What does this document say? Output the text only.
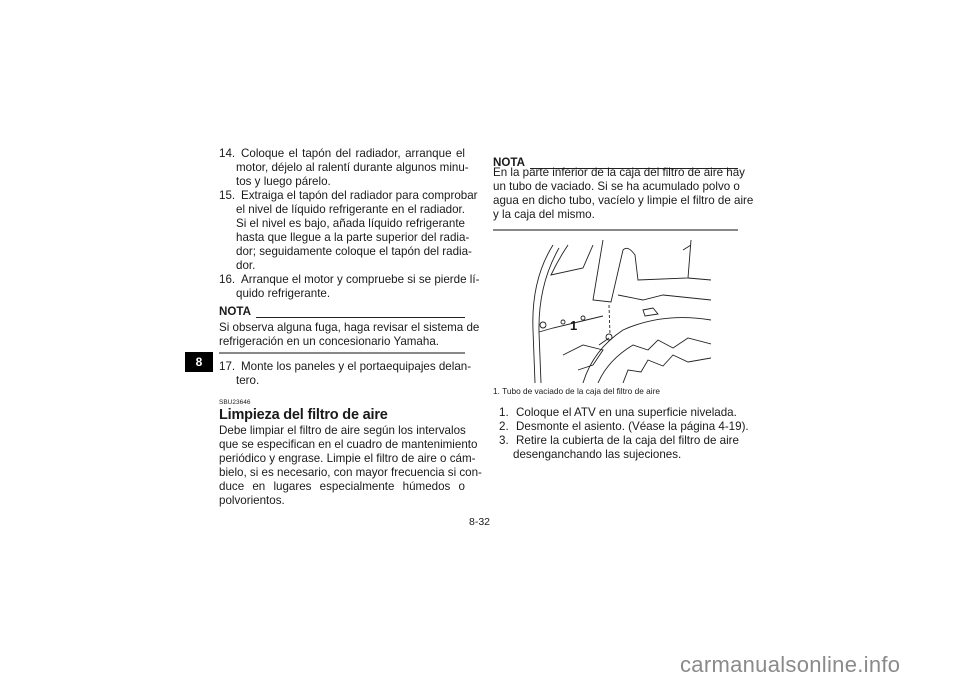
14. Coloque el tapón del radiador, arranque el
motor, déjelo al ralentí durante algunos minu-
tos y luego párelo.
15. Extraiga el tapón del radiador para comprobar
el nivel de líquido refrigerante en el radiador.
Si el nivel es bajo, añada líquido refrigerante
hasta que llegue a la parte superior del radia-
dor; seguidamente coloque el tapón del radia-
dor.
16. Arranque el motor y compruebe si se pierde lí-
quido refrigerante.
NOTA
Si observa alguna fuga, haga revisar el sistema de
refrigeración en un concesionario Yamaha.
8	17. Monte los paneles y el portaequipajes delan-
tero.
SBU23646
Limpieza del filtro de aire
Debe limpiar el filtro de aire según los intervalos
que se especifican en el cuadro de mantenimiento
periódico y engrase. Limpie el filtro de aire o cám-
bielo, si es necesario, con mayor frecuencia si con-
duce en lugares especialmente húmedos o
polvorientos.
NOTA
En la parte inferior de la caja del filtro de aire hay
un tubo de vaciado. Si se ha acumulado polvo o
agua en dicho tubo, vacíelo y limpie el filtro de aire
y la caja del mismo.
1
1. Tubo de vaciado de la caja del filtro de aire
1. Coloque el ATV en una superficie nivelada.
2. Desmonte el asiento. (Véase la página 4-19).
3. Retire la cubierta de la caja del filtro de aire
desenganchando las sujeciones.
8-32
carmanualsonline.info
--------
§ **TASK TO CARRY OUT**: Working from the lines above, reproduce the material exactly and exclude its pictures.

§ **PROBLEM SOLUTION**:
What does this document say? Output the text only.
14. Coloque el tapón del radiador, arranque el
motor, déjelo al ralentí durante algunos minu-
tos y luego párelo.
15. Extraiga el tapón del radiador para comprobar
el nivel de líquido refrigerante en el radiador.
Si el nivel es bajo, añada líquido refrigerante
hasta que llegue a la parte superior del radia-
dor; seguidamente coloque el tapón del radia-
dor.
16. Arranque el motor y compruebe si se pierde lí-
quido refrigerante.
NOTA
Si observa alguna fuga, haga revisar el sistema de
refrigeración en un concesionario Yamaha.
8	17. Monte los paneles y el portaequipajes delan-
tero.
SBU23646
Limpieza del filtro de aire
Debe limpiar el filtro de aire según los intervalos
que se especifican en el cuadro de mantenimiento
periódico y engrase. Limpie el filtro de aire o cám-
bielo, si es necesario, con mayor frecuencia si con-
duce en lugares especialmente húmedos o
polvorientos.
NOTA
En la parte inferior de la caja del filtro de aire hay
un tubo de vaciado. Si se ha acumulado polvo o
agua en dicho tubo, vacíelo y limpie el filtro de aire
y la caja del mismo.
1
1. Tubo de vaciado de la caja del filtro de aire
1. Coloque el ATV en una superficie nivelada.
2. Desmonte el asiento. (Véase la página 4-19).
3. Retire la cubierta de la caja del filtro de aire
desenganchando las sujeciones.
8-32
carmanualsonline.info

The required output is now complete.